REQUIRED WORK: Give every line from the entries that contains "screenshot".

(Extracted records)
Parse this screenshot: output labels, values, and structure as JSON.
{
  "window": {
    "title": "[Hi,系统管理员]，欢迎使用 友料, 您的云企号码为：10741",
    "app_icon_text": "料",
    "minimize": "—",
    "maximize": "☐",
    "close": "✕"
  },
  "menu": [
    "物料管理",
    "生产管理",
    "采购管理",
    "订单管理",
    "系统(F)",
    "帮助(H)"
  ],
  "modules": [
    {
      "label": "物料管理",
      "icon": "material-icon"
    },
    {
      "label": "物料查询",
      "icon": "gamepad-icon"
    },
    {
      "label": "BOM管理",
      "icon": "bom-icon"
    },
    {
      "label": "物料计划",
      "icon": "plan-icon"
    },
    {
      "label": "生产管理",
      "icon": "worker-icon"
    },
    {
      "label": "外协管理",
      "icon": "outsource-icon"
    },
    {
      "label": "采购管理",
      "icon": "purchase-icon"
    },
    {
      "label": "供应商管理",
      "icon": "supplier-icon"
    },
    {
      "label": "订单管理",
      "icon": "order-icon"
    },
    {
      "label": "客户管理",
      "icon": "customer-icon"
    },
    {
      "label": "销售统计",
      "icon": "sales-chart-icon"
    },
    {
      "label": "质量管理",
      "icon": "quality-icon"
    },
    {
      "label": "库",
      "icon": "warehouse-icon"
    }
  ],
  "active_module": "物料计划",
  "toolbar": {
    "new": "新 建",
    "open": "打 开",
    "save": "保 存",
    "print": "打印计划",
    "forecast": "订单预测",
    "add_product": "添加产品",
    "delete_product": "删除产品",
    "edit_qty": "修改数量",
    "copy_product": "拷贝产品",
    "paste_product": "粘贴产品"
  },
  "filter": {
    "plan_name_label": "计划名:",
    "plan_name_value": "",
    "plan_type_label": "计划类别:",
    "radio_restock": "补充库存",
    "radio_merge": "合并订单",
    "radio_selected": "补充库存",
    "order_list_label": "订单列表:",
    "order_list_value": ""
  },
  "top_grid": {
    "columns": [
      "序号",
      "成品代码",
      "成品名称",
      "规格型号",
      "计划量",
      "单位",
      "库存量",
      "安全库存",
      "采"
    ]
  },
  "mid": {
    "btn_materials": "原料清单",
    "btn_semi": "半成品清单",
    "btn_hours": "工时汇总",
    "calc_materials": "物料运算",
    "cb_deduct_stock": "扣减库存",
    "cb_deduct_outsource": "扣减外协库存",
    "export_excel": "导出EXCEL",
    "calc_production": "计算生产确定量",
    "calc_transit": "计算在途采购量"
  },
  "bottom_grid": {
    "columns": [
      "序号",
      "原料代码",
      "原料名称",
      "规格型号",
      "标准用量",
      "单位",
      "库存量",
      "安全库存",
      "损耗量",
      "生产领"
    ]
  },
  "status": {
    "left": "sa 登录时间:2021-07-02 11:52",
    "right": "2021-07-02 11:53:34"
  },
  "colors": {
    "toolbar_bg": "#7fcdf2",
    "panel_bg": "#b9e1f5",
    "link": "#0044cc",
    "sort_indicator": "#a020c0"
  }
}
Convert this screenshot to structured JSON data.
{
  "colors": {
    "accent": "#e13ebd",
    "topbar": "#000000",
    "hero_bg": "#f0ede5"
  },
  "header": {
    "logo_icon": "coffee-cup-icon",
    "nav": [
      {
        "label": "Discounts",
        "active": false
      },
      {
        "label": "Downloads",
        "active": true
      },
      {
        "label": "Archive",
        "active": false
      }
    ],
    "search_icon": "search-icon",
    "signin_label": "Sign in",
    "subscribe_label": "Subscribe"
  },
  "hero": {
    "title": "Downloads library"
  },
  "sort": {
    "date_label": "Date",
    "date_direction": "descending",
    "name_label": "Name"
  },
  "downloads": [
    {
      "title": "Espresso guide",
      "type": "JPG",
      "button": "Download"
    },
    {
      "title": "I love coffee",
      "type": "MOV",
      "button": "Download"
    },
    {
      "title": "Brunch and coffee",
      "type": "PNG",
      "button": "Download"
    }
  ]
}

COMPLETE ANSWER:
Parse this screenshot: output labels, values, and structure as JSON.
Convert this screenshot to structured JSON data.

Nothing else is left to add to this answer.